- Required work
Recast the listing lines as a numbered list, leaving out blank lines, from the line with "moon-cloud-weather-icon (1518, 701, 1577, 758)" up to and including the line with "weather-row (70, 700, 1752, 760)".
+++
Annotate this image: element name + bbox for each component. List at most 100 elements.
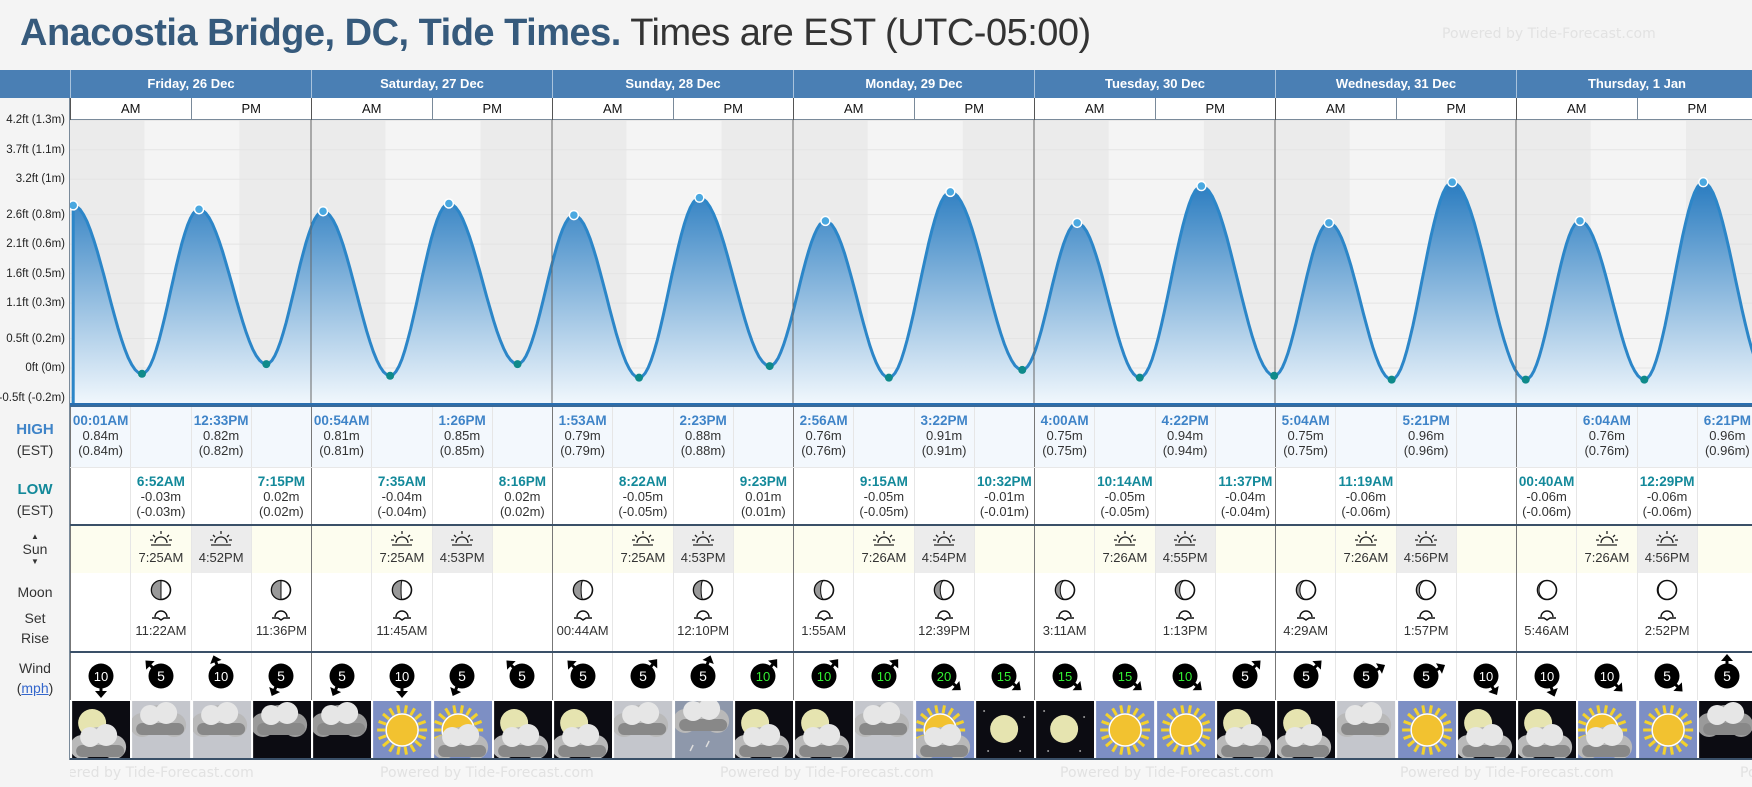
moon-cloud-weather-icon (1518, 701, 1577, 758)
low-tide-cell: 12:29PM -0.06m (-0.06m) (1636, 468, 1697, 524)
wind-direction-icon: 10 (871, 659, 899, 689)
low-tide-height-alt: (-0.06m) (1642, 504, 1692, 519)
wind-cell: 5 (130, 653, 190, 700)
high-tide-height-alt: (0.94m) (1162, 443, 1208, 458)
wind-direction-icon: 5 (1714, 654, 1740, 689)
high-tide-cell (371, 407, 431, 467)
sun-cell (250, 526, 311, 573)
wind-speed: 5 (1663, 668, 1671, 684)
sunrise-time: 7:25AM (620, 550, 666, 565)
moon-cell (1696, 573, 1752, 651)
high-tide-point (1446, 176, 1458, 188)
wind-speed: 5 (518, 668, 526, 684)
high-tide-point (820, 215, 831, 227)
wind-speed: 20 (937, 669, 951, 684)
moonset-time: 12:10PM (677, 623, 730, 638)
wind-direction-icon: 10 (1172, 663, 1202, 691)
day-header: Thursday, 1 Jan (1516, 70, 1752, 98)
wind-direction-icon: 10 (1594, 663, 1623, 692)
moonset-time: 1:57PM (1403, 623, 1449, 638)
moon-cloud-weather-icon (554, 701, 613, 758)
high-tide-height-alt: (0.96m) (1403, 443, 1449, 458)
wind-cell: 10 (853, 653, 913, 700)
weather-cell (1335, 700, 1396, 758)
low-tide-time: 11:19AM (1338, 474, 1394, 489)
low-tide-time: 7:35AM (377, 474, 426, 489)
low-tide-cell (672, 468, 733, 524)
sunrise-icon (1354, 531, 1377, 546)
set-label: Set (24, 610, 46, 626)
moon-label: Moon (17, 584, 53, 600)
moon-row: 11:22AM 11:36PM 11:45AM 00:44AM 12:10PM 1:55A… (70, 573, 1752, 653)
wind-direction-icon: 5 (449, 663, 475, 696)
high-tide-height: 0.75m (1287, 428, 1324, 443)
pm-label: PM (431, 98, 553, 120)
high-tide-cell (973, 407, 1034, 467)
high-tide-cell (250, 407, 311, 467)
low-tide-height: -0.05m (1104, 489, 1146, 504)
high-tide-height-alt: (0.81m) (319, 443, 365, 458)
wind-speed: 5 (338, 668, 346, 684)
wind-cell: 5 (672, 653, 733, 700)
wind-speed: 10 (93, 669, 107, 684)
moonrise-icon (814, 610, 833, 621)
moon-cell (190, 573, 251, 651)
low-tide-time: 10:14AM (1097, 474, 1153, 489)
wind-cell: 10 (1154, 653, 1215, 700)
wind-speed: 5 (458, 668, 466, 684)
weather-cell (371, 700, 432, 758)
wind-speed: 10 (395, 669, 409, 684)
wind-speed: 10 (1600, 669, 1614, 684)
weather-cell (552, 700, 613, 758)
wind-speed: 15 (1057, 669, 1071, 684)
low-tide-cell (190, 468, 251, 524)
moon-clear-weather-icon (975, 701, 1034, 758)
weather-row (70, 700, 1752, 760)
moonrise-time: 5:46AM (1524, 623, 1570, 638)
mph-units-link[interactable]: mph (21, 680, 49, 696)
sun-cell (552, 526, 612, 573)
rain-weather-icon (674, 701, 733, 758)
sunset-icon (692, 531, 715, 546)
sun-cloud-weather-icon (433, 701, 492, 758)
powered-by-watermark: Powered by Tide-Forecast.com (1442, 26, 1656, 42)
wind-cell: 5 (311, 653, 371, 700)
sunrise-icon (1595, 531, 1618, 546)
sun-label: Sun (22, 541, 48, 557)
high-tide-time: 2:56AM (799, 413, 848, 428)
high-tide-point (70, 200, 79, 211)
weather-cell (1455, 700, 1516, 758)
low-tide-height: -0.06m (1345, 489, 1387, 504)
weather-cell (793, 700, 854, 758)
sun-cell: 7:25AM (130, 526, 190, 573)
sun-cell: 4:56PM (1395, 526, 1456, 573)
weather-cell (1275, 700, 1336, 758)
wind-direction-icon: 5 (268, 663, 294, 696)
weather-cell (311, 700, 372, 758)
wind-cell: 5 (612, 653, 672, 700)
low-tide-time: 9:23PM (739, 474, 788, 489)
sunset-icon (1415, 531, 1438, 546)
footer-watermarks: Powered by Tide-Forecast.com Powered by T… (70, 760, 1752, 787)
low-tide-cell: 10:14AM -0.05m (-0.05m) (1094, 468, 1154, 524)
high-tide-cell (1094, 407, 1154, 467)
weather-cell (612, 700, 673, 758)
sun-cell: 7:26AM (1576, 526, 1636, 573)
high-tide-height-alt: (0.82m) (198, 443, 244, 458)
pm-label: PM (1636, 98, 1752, 120)
moon-cloud-weather-icon (493, 701, 552, 758)
low-tide-height-alt: (0.02m) (499, 504, 545, 519)
tide-chart (70, 120, 1752, 405)
day-header-row: Friday, 26 Dec Saturday, 27 Dec Sunday, 28… (0, 70, 1752, 98)
wind-speed: 5 (1422, 668, 1430, 684)
low-tide-point (137, 369, 146, 378)
high-tide-height: 0.81m (323, 428, 360, 443)
moon-phase-icon (692, 579, 714, 601)
sunset-icon (210, 531, 233, 546)
day-header: Tuesday, 30 Dec (1034, 70, 1275, 98)
wind-label: Wind (19, 660, 51, 676)
low-tide-point (765, 362, 774, 371)
wind-cell: 5 (491, 653, 552, 700)
wind-cell: 10 (190, 653, 251, 700)
moon-cell: 11:36PM (250, 573, 311, 651)
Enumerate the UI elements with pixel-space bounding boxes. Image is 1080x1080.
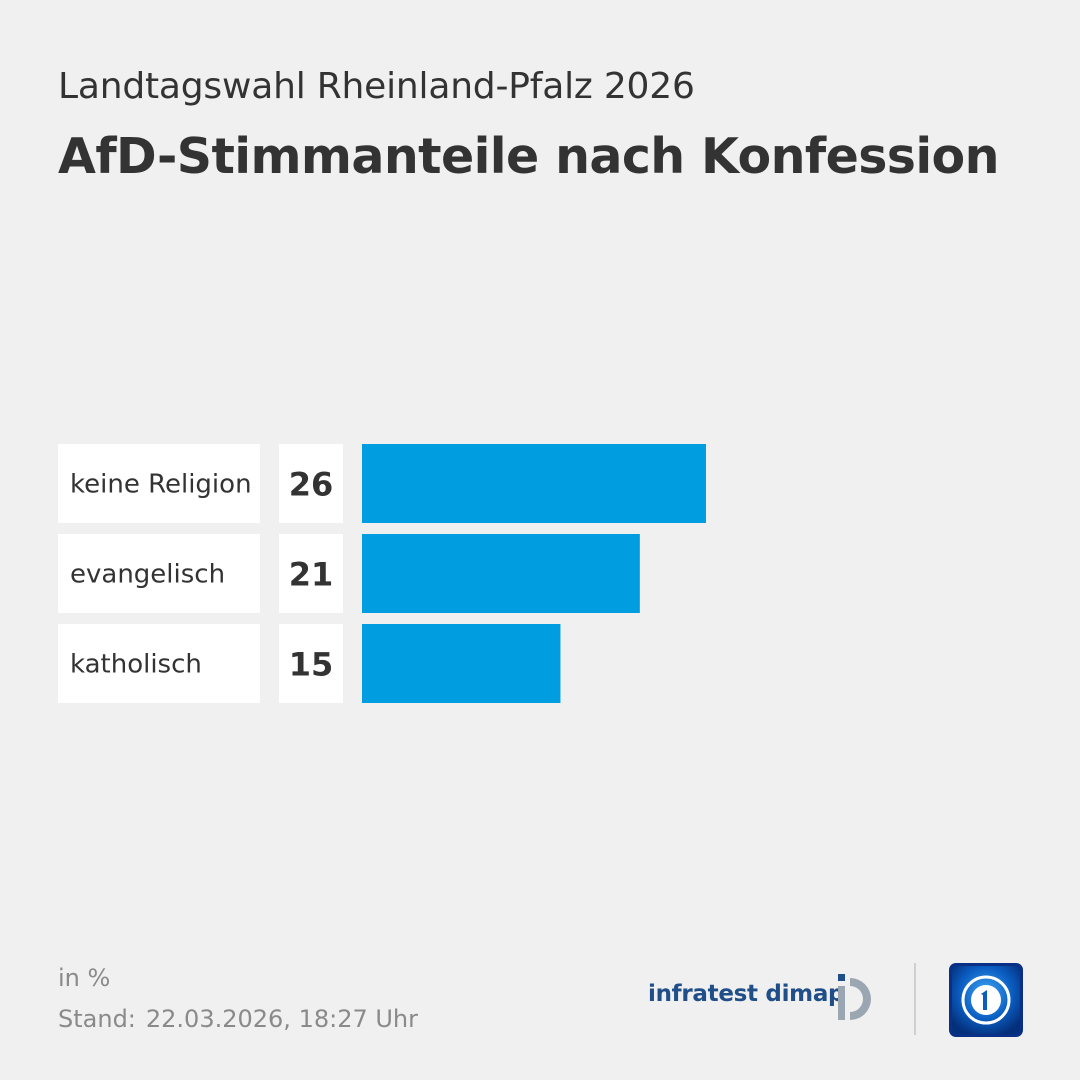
value-label-box (279, 534, 343, 613)
infratest-dimap-name: infratest dimap (648, 981, 845, 1007)
footer-divider (914, 963, 916, 1035)
stand-label: Stand: (58, 1005, 136, 1033)
category-label: evangelisch (70, 560, 225, 590)
value-label: 26 (289, 466, 334, 504)
bar (362, 444, 706, 523)
value-label: 15 (289, 646, 334, 684)
value-label-box (279, 624, 343, 703)
category-label-box (58, 624, 260, 703)
bar (362, 624, 561, 703)
chart-title: AfD-Stimmanteile nach Konfession (58, 128, 1000, 185)
timestamp: Stand: 22.03.2026, 18:27 Uhr (58, 1005, 418, 1033)
category-label: keine Religion (70, 470, 252, 500)
tagesschau-logo-icon (949, 963, 1023, 1037)
bar (362, 534, 640, 613)
category-label-box (58, 444, 260, 523)
chart-subtitle: Landtagswahl Rheinland-Pfalz 2026 (58, 66, 695, 107)
category-label-box (58, 534, 260, 613)
stand-date: 22.03.2026, 18:27 Uhr (145, 1005, 418, 1033)
unit-note: in % (58, 964, 111, 992)
value-label: 21 (289, 556, 334, 594)
category-label: katholisch (70, 650, 202, 680)
value-label-box (279, 444, 343, 523)
infratest-dimap-logo-icon (838, 974, 871, 1020)
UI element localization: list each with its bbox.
+++
- Full answer
1. moon-cloud-weather-icon (1518, 701, 1577, 758)
2. low-tide-cell: 12:29PM -0.06m (-0.06m) (1636, 468, 1697, 524)
3. wind-direction-icon: 10 (871, 659, 899, 689)
4. low-tide-height-alt: (-0.06m) (1642, 504, 1692, 519)
5. wind-cell: 5 (130, 653, 190, 700)
6. high-tide-height-alt: (0.94m) (1162, 443, 1208, 458)
7. wind-direction-icon: 5 (1714, 654, 1740, 689)
8. high-tide-cell (371, 407, 431, 467)
9. sun-cell (250, 526, 311, 573)
10. wind-speed: 5 (1663, 668, 1671, 684)
11. sunrise-time: 7:25AM (620, 550, 666, 565)
12. moon-cell (1696, 573, 1752, 651)
13. high-tide-point (1446, 176, 1458, 188)
14. wind-speed: 5 (518, 668, 526, 684)
15. high-tide-point (820, 215, 831, 227)
16. wind-speed: 20 (937, 669, 951, 684)
17. moonset-time: 12:10PM (677, 623, 730, 638)
18. wind-direction-icon: 10 (1172, 663, 1202, 691)
19. day-header: Thursday, 1 Jan (1516, 70, 1752, 98)
20. wind-direction-icon: 10 (1594, 663, 1623, 692)
21. moonset-time: 1:57PM (1403, 623, 1449, 638)
22. moon-cloud-weather-icon (554, 701, 613, 758)
23. high-tide-height-alt: (0.96m) (1403, 443, 1449, 458)
24. wind-cell: 10 (853, 653, 913, 700)
25. weather-cell (1335, 700, 1396, 758)
26. low-tide-time: 11:19AM (1338, 474, 1394, 489)
27. low-tide-time: 7:35AM (377, 474, 426, 489)
28. low-tide-cell (672, 468, 733, 524)
29. sunrise-icon (1354, 531, 1377, 546)
30. set-label: Set (24, 610, 46, 626)
31. moon-label: Moon (17, 584, 53, 600)
32. moon-row: 11:22AM 11:36PM 11:45AM 00:44AM 12:10PM 1:55A… (70, 573, 1752, 653)
33. wind-direction-icon: 5 (449, 663, 475, 696)
34. high-tide-height: 0.75m (1287, 428, 1324, 443)
35. pm-label: PM (431, 98, 553, 120)
36. high-tide-cell (973, 407, 1034, 467)
37. high-tide-cell (250, 407, 311, 467)
38. low-tide-height: -0.05m (1104, 489, 1146, 504)
39. high-tide-height-alt: (0.81m) (319, 443, 365, 458)
40. wind-speed: 5 (338, 668, 346, 684)
41. wind-cell: 5 (672, 653, 733, 700)
42. wind-speed: 10 (93, 669, 107, 684)
43. moonrise-icon (814, 610, 833, 621)
44. moon-cell (190, 573, 251, 651)
45. low-tide-time: 10:14AM (1097, 474, 1153, 489)
46. wind-cell: 10 (1154, 653, 1215, 700)
47. wind-speed: 5 (458, 668, 466, 684)
48. weather-cell (371, 700, 432, 758)
49. wind-speed: 10 (395, 669, 409, 684)
50. wind-speed: 10 (1600, 669, 1614, 684)
51. weather-cell (552, 700, 613, 758)
52. wind-speed: 15 (1057, 669, 1071, 684)
53. low-tide-cell (190, 468, 251, 524)
54. moon-clear-weather-icon (975, 701, 1034, 758)
55. weather-row (70, 700, 1752, 760)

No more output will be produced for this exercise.